▶ Stated exercise
Find the string "values" in the listing and report every line that has it.

▶

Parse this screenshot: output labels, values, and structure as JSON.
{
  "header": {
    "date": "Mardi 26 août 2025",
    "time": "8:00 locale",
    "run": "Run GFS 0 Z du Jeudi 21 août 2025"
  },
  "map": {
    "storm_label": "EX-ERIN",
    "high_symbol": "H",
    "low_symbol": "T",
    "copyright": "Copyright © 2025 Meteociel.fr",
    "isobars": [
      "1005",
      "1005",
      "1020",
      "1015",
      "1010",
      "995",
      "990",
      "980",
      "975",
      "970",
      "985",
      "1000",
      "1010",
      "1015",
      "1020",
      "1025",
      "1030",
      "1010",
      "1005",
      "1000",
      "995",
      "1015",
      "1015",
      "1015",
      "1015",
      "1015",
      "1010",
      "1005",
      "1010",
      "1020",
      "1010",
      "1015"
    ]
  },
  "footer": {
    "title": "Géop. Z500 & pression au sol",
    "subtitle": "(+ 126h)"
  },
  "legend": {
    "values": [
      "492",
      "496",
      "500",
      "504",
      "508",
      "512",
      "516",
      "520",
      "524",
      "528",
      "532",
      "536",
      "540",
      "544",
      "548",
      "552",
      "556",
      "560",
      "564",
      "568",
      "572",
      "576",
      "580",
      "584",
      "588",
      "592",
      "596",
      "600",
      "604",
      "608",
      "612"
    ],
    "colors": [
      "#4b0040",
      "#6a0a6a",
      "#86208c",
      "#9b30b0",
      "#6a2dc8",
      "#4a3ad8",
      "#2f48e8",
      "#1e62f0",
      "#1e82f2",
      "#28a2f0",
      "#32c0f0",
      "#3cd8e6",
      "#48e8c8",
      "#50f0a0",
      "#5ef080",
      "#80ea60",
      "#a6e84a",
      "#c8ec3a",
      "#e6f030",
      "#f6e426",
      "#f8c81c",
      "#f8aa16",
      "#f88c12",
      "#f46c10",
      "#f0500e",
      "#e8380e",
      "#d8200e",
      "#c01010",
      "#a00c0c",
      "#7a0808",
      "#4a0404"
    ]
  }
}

◀

▶ Result for this task
Parse this screenshot: output labels, values, and structure as JSON.
    "values": [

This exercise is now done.